Given task: Every line of the data that contains the string "parts" must be copied.
-=-=-
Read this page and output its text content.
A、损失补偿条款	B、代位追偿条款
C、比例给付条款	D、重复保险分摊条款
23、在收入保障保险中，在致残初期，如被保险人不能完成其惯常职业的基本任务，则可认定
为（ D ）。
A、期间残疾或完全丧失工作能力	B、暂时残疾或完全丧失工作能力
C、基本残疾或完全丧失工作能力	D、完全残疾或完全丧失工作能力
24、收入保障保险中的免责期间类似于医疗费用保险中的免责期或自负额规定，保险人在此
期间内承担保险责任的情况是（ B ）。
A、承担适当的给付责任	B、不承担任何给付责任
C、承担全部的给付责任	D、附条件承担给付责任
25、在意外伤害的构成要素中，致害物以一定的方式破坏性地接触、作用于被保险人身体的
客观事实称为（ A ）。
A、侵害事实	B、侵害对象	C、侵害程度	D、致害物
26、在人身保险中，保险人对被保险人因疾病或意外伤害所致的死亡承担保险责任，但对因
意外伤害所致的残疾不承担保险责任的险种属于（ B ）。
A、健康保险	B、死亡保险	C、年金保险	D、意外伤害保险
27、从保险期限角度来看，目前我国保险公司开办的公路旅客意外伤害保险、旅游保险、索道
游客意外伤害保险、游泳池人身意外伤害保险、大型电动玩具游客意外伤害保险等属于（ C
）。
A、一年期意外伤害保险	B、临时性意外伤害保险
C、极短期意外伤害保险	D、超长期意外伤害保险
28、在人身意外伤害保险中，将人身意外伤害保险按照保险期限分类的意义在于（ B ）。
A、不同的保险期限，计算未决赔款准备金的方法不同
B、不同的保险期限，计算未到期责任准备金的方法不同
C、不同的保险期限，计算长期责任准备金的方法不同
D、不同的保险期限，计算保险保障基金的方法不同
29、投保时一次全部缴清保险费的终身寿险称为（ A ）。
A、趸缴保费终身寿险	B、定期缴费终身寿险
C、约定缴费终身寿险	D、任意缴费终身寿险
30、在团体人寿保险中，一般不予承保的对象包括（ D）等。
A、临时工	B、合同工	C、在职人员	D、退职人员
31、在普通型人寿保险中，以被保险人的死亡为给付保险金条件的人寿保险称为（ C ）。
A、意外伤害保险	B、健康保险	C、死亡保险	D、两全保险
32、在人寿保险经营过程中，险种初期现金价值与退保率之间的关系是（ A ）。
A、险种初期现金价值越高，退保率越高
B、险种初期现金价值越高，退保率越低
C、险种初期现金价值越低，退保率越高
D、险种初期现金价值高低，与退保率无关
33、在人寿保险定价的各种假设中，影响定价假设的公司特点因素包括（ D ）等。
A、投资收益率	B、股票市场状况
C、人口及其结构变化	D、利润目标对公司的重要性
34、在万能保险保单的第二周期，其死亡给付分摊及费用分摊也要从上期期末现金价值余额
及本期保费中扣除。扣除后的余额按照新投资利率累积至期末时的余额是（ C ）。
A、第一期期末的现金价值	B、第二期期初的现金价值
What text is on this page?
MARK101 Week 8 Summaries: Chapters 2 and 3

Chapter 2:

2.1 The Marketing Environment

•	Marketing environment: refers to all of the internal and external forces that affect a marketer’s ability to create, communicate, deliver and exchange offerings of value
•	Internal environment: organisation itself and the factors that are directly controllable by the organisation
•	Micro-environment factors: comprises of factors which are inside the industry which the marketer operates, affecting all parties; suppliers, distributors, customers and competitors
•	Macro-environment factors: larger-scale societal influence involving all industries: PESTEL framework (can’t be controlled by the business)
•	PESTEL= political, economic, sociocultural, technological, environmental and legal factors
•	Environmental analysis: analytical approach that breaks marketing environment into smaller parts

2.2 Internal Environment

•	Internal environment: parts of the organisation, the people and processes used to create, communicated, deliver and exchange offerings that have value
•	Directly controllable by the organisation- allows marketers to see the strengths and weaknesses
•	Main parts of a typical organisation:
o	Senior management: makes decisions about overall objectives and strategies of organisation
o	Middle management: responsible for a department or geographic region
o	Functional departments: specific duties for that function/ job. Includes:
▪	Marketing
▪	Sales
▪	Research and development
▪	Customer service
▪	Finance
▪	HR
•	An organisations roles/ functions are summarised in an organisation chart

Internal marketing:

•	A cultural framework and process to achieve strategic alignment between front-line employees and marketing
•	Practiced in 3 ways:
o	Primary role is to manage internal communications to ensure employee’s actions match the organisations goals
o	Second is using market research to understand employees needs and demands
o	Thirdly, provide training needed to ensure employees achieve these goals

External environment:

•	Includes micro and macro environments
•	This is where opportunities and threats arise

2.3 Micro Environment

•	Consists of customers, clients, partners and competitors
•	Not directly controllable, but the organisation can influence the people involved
-=-=-
Output below:
•	Environmental analysis: analytical approach that breaks marketing environment into smaller parts
•	Internal environment: parts of the organisation, the people and processes used to create, communicated, deliver and exchange offerings that have value
•	Main parts of a typical organisation:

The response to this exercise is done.